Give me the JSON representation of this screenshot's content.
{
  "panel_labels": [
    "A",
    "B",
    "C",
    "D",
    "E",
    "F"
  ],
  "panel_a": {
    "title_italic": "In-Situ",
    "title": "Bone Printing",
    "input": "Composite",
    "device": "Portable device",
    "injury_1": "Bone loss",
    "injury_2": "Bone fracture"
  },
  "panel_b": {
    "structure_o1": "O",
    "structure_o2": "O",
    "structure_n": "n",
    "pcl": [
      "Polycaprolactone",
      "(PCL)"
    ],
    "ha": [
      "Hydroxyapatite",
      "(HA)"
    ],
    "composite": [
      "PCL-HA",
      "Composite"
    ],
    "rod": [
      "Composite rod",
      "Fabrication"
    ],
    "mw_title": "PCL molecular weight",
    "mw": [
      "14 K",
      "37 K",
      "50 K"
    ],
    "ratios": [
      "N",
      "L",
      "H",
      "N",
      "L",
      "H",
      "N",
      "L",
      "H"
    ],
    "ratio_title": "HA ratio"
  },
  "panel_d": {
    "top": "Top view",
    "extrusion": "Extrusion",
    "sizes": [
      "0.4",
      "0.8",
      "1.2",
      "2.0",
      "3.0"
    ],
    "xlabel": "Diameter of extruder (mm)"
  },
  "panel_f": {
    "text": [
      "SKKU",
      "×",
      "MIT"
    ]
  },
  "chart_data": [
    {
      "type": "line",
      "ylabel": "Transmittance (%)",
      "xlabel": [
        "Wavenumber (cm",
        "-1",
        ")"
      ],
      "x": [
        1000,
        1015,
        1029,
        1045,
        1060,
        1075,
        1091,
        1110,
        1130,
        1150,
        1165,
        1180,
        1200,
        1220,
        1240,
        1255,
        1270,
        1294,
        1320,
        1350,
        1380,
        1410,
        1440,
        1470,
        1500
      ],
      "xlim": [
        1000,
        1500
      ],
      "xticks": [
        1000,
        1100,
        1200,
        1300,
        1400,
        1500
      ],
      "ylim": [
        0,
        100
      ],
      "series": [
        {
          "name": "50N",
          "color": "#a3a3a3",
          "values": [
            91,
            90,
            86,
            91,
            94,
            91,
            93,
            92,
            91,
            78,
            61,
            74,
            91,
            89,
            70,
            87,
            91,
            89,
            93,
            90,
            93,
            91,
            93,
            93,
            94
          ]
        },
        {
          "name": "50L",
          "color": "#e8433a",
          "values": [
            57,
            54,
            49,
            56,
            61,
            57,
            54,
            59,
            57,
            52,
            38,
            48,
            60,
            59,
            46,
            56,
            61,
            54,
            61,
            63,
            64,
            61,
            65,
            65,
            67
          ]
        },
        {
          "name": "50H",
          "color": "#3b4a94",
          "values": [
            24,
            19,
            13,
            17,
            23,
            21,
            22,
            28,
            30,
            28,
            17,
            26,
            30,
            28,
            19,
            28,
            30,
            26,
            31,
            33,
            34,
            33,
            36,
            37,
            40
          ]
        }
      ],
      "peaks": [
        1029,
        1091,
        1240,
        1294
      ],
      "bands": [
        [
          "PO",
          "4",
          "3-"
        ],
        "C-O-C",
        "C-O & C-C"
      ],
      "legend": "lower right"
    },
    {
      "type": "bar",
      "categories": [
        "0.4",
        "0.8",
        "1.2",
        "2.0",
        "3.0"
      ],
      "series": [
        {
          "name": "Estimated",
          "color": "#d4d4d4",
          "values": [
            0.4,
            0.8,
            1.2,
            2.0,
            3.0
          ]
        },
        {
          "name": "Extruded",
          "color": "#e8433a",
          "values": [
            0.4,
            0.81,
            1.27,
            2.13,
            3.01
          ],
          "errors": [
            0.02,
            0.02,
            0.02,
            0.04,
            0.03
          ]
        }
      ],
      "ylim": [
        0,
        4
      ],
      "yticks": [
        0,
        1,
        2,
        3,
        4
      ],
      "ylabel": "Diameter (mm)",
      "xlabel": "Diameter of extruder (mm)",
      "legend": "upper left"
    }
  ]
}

# # # #

* YOUR INSTRUCTIONS:
Make an exact copy of every line in the data.

* ANSWER TO THE EXERCISE:
Give me the JSON representation of this screenshot's content.
{
  "panel_labels": [
    "A",
    "B",
    "C",
    "D",
    "E",
    "F"
  ],
  "panel_a": {
    "title_italic": "In-Situ",
    "title": "Bone Printing",
    "input": "Composite",
    "device": "Portable device",
    "injury_1": "Bone loss",
    "injury_2": "Bone fracture"
  },
  "panel_b": {
    "structure_o1": "O",
    "structure_o2": "O",
    "structure_n": "n",
    "pcl": [
      "Polycaprolactone",
      "(PCL)"
    ],
    "ha": [
      "Hydroxyapatite",
      "(HA)"
    ],
    "composite": [
      "PCL-HA",
      "Composite"
    ],
    "rod": [
      "Composite rod",
      "Fabrication"
    ],
    "mw_title": "PCL molecular weight",
    "mw": [
      "14 K",
      "37 K",
      "50 K"
    ],
    "ratios": [
      "N",
      "L",
      "H",
      "N",
      "L",
      "H",
      "N",
      "L",
      "H"
    ],
    "ratio_title": "HA ratio"
  },
  "panel_d": {
    "top": "Top view",
    "extrusion": "Extrusion",
    "sizes": [
      "0.4",
      "0.8",
      "1.2",
      "2.0",
      "3.0"
    ],
    "xlabel": "Diameter of extruder (mm)"
  },
  "panel_f": {
    "text": [
      "SKKU",
      "×",
      "MIT"
    ]
  },
  "chart_data": [
    {
      "type": "line",
      "ylabel": "Transmittance (%)",
      "xlabel": [
        "Wavenumber (cm",
        "-1",
        ")"
      ],
      "x": [
        1000,
        1015,
        1029,
        1045,
        1060,
        1075,
        1091,
        1110,
        1130,
        1150,
        1165,
        1180,
        1200,
        1220,
        1240,
        1255,
        1270,
        1294,
        1320,
        1350,
        1380,
        1410,
        1440,
        1470,
        1500
      ],
      "xlim": [
        1000,
        1500
      ],
      "xticks": [
        1000,
        1100,
        1200,
        1300,
        1400,
        1500
      ],
      "ylim": [
        0,
        100
      ],
      "series": [
        {
          "name": "50N",
          "color": "#a3a3a3",
          "values": [
            91,
            90,
            86,
            91,
            94,
            91,
            93,
            92,
            91,
            78,
            61,
            74,
            91,
            89,
            70,
            87,
            91,
            89,
            93,
            90,
            93,
            91,
            93,
            93,
            94
          ]
        },
        {
          "name": "50L",
          "color": "#e8433a",
          "values": [
            57,
            54,
            49,
            56,
            61,
            57,
            54,
            59,
            57,
            52,
            38,
            48,
            60,
            59,
            46,
            56,
            61,
            54,
            61,
            63,
            64,
            61,
            65,
            65,
            67
          ]
        },
        {
          "name": "50H",
          "color": "#3b4a94",
          "values": [
            24,
            19,
            13,
            17,
            23,
            21,
            22,
            28,
            30,
            28,
            17,
            26,
            30,
            28,
            19,
            28,
            30,
            26,
            31,
            33,
            34,
            33,
            36,
            37,
            40
          ]
        }
      ],
      "peaks": [
        1029,
        1091,
        1240,
        1294
      ],
      "bands": [
        [
          "PO",
          "4",
          "3-"
        ],
        "C-O-C",
        "C-O & C-C"
      ],
      "legend": "lower right"
    },
    {
      "type": "bar",
      "categories": [
        "0.4",
        "0.8",
        "1.2",
        "2.0",
        "3.0"
      ],
      "series": [
        {
          "name": "Estimated",
          "color": "#d4d4d4",
          "values": [
            0.4,
            0.8,
            1.2,
            2.0,
            3.0
          ]
        },
        {
          "name": "Extruded",
          "color": "#e8433a",
          "values": [
            0.4,
            0.81,
            1.27,
            2.13,
            3.01
          ],
          "errors": [
            0.02,
            0.02,
            0.02,
            0.04,
            0.03
          ]
        }
      ],
      "ylim": [
        0,
        4
      ],
      "yticks": [
        0,
        1,
        2,
        3,
        4
      ],
      "ylabel": "Diameter (mm)",
      "xlabel": "Diameter of extruder (mm)",
      "legend": "upper left"
    }
  ]
}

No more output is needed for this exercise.